- **Dataset**
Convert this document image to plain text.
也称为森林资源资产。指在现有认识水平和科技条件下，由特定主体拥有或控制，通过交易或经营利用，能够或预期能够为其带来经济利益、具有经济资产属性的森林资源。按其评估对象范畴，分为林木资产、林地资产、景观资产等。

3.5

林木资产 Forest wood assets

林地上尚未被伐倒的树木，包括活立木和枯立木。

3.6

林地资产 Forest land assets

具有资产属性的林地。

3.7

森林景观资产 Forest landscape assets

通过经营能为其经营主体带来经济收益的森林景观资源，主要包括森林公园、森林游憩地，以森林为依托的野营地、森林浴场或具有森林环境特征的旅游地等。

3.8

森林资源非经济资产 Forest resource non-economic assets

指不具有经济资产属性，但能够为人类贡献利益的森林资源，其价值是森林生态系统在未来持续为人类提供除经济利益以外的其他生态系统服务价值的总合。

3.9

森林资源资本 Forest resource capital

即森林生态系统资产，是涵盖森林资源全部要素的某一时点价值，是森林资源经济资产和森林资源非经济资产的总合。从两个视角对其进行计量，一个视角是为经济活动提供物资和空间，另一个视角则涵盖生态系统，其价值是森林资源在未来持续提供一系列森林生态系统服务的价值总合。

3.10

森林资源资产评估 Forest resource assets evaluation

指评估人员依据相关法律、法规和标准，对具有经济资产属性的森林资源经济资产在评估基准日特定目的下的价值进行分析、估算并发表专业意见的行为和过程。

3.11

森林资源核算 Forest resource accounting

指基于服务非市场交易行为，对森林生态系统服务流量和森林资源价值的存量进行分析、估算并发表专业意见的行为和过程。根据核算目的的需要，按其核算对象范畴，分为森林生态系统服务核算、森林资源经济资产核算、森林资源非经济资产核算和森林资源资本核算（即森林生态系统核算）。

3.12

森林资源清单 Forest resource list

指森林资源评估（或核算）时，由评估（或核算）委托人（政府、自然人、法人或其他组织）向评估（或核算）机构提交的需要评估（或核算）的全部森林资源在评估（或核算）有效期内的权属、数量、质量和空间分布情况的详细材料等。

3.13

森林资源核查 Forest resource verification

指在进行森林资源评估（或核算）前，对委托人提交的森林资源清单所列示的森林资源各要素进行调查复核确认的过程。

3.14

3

- **Task goal**
Gather from the entries above all lines that include the string "Forest".

- **Answer to the task**
林木资产 Forest wood assets
林地资产 Forest land assets
森林景观资产 Forest landscape assets
森林资源非经济资产 Forest resource non-economic assets
森林资源资本 Forest resource capital
森林资源资产评估 Forest resource assets evaluation
森林资源核算 Forest resource accounting
森林资源清单 Forest resource list
森林资源核查 Forest resource verification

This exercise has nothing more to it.